━━ PROVIDED DATA ━━
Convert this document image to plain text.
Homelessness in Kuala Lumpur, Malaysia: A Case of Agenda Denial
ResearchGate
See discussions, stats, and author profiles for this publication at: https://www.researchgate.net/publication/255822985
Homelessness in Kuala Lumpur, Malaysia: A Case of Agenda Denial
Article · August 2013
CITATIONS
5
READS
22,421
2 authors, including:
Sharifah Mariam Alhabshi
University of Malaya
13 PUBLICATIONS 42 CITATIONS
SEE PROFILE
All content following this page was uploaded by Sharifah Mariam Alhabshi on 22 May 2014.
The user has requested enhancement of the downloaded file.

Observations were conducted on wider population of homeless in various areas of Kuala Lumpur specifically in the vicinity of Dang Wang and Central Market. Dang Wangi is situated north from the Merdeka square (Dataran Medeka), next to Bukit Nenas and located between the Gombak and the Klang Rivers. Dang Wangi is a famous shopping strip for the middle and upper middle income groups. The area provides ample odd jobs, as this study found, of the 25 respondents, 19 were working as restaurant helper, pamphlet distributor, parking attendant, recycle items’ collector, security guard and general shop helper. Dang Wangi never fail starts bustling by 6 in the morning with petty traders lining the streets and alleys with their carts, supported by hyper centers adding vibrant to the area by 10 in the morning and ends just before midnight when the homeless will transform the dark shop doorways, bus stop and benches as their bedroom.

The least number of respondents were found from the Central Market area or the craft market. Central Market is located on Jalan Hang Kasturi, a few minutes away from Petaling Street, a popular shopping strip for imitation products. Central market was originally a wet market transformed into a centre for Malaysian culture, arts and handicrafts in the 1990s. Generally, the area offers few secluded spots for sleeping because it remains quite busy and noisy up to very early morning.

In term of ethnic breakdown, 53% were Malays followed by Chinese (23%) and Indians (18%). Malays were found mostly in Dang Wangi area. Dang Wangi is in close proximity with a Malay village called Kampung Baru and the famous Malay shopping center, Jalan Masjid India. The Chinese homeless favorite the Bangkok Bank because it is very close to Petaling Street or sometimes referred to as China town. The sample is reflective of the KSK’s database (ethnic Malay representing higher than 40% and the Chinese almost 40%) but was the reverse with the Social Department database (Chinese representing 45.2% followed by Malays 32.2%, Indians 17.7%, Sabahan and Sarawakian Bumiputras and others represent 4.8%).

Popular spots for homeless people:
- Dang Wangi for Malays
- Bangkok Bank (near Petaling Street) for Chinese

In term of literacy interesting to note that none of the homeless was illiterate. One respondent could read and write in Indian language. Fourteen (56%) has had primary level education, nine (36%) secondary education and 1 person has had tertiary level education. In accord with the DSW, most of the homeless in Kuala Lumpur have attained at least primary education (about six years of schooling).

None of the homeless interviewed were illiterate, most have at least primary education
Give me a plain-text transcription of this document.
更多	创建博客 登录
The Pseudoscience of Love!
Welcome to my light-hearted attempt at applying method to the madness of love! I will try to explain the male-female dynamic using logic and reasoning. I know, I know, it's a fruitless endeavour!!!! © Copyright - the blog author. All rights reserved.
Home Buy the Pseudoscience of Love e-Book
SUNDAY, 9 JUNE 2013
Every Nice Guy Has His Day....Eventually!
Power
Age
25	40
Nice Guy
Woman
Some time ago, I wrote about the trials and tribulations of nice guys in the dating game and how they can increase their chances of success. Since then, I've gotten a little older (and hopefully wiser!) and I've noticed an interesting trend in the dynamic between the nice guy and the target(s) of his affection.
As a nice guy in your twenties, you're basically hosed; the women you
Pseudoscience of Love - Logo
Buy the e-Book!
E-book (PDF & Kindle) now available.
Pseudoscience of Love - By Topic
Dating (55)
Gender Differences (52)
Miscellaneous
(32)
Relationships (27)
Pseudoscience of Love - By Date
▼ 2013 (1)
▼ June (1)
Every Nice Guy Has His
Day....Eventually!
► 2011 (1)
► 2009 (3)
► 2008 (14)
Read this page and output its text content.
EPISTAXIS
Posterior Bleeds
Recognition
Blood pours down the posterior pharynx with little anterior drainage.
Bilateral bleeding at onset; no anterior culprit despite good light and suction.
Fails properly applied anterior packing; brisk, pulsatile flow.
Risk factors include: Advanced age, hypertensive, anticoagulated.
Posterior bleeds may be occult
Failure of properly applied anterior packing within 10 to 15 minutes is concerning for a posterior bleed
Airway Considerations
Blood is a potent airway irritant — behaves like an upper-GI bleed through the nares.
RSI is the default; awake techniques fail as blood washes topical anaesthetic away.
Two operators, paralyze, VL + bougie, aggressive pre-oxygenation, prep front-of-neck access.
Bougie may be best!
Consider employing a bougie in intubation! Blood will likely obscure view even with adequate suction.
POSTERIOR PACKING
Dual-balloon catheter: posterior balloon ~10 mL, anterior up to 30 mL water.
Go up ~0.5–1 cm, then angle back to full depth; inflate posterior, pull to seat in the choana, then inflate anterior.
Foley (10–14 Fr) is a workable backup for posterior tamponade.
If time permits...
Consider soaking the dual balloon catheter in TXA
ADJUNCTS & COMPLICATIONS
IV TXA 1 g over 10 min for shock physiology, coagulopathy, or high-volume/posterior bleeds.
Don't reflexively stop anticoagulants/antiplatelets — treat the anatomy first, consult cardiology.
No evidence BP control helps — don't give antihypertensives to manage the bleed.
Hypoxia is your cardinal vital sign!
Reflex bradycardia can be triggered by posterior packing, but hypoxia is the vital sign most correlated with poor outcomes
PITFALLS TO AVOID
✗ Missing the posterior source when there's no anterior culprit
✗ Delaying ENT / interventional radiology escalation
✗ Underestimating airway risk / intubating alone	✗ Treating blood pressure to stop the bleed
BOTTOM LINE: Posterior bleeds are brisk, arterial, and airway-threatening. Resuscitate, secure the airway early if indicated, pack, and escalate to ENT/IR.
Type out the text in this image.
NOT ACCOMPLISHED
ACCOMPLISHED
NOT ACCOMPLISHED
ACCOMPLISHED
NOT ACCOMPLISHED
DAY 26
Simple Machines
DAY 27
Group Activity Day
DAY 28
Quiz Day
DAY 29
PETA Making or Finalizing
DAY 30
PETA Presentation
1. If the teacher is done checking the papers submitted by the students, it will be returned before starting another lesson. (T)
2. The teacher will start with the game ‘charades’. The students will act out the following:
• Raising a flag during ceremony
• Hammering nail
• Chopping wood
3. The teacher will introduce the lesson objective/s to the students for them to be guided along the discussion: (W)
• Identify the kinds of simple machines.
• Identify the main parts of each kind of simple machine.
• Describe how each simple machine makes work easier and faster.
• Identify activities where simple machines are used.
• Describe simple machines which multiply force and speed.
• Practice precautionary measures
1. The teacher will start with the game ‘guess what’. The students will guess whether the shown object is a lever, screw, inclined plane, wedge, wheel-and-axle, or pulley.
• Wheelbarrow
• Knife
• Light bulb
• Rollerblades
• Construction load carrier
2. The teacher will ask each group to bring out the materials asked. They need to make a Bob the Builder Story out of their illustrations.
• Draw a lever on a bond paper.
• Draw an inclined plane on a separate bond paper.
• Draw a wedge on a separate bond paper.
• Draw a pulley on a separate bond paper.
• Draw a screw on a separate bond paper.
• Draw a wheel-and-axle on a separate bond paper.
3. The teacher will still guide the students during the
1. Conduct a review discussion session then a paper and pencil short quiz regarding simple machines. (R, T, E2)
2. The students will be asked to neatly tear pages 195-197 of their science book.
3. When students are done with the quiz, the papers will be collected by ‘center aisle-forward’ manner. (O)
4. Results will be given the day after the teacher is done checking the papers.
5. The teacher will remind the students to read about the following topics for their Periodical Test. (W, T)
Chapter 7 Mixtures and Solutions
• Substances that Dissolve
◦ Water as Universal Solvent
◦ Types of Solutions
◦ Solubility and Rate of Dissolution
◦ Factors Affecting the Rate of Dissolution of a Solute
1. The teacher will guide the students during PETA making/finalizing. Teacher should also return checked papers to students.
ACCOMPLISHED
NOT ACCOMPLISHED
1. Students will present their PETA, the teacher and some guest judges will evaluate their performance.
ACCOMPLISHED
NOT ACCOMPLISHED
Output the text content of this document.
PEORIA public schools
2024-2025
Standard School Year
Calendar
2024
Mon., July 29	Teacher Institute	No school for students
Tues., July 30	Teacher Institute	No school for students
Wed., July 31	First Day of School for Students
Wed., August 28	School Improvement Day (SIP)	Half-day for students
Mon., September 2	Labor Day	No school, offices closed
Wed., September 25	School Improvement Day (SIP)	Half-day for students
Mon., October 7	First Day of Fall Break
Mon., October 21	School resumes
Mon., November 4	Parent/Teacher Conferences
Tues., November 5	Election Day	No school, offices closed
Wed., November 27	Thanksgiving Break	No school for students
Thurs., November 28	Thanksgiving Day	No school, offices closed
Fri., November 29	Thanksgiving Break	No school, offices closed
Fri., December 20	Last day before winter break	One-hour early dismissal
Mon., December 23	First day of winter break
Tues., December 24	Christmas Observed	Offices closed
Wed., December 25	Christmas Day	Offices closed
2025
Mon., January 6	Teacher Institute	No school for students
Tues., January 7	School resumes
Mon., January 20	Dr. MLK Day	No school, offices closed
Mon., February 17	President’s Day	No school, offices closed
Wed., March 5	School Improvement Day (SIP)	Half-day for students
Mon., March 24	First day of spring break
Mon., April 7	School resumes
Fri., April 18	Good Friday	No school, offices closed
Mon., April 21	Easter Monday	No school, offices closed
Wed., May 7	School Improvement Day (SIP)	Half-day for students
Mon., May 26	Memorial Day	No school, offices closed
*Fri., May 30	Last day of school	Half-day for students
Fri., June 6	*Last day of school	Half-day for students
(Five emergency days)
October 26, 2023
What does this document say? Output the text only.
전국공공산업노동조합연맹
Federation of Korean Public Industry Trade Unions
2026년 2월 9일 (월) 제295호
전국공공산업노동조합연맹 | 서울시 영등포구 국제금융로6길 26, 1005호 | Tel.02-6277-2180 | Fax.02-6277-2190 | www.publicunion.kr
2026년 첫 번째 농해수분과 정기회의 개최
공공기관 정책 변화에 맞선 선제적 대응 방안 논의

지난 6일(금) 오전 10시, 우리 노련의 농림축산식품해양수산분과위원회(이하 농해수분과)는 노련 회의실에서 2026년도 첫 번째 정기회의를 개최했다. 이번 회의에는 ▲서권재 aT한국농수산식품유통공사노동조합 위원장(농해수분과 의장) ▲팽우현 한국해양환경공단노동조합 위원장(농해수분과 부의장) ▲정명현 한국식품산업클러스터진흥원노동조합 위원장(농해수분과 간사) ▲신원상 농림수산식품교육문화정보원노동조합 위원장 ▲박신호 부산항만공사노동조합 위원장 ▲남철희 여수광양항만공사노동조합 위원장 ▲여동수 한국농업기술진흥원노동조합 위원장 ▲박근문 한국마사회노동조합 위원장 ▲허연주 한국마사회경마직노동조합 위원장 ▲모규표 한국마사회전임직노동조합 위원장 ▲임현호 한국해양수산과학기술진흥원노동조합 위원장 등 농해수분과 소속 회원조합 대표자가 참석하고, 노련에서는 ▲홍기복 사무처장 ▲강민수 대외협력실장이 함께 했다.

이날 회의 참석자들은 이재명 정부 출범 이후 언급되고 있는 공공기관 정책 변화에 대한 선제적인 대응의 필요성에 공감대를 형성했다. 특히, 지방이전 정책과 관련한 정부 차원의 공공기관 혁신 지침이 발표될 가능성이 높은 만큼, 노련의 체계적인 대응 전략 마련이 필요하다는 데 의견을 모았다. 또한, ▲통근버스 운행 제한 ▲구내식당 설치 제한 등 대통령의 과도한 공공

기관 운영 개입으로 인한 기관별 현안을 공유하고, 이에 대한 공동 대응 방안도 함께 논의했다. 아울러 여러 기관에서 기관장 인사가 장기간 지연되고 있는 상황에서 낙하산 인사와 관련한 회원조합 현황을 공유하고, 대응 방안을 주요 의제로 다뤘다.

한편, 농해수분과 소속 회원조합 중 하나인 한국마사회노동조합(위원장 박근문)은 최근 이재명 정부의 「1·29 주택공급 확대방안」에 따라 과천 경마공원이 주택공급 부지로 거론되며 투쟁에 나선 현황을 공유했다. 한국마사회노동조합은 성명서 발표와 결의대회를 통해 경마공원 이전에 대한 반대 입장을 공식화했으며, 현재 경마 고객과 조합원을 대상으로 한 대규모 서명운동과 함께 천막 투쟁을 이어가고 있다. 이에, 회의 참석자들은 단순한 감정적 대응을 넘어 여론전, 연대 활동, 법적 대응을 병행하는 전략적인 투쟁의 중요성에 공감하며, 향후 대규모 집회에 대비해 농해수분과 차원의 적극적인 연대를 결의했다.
━━━
TASK STATEMENT -
In the listing, find all lines with the string "October" and copy them.

TASK SOLUTION -
Mon., October 7	First Day of Fall Break
Mon., October 21	School resumes
October 26, 2023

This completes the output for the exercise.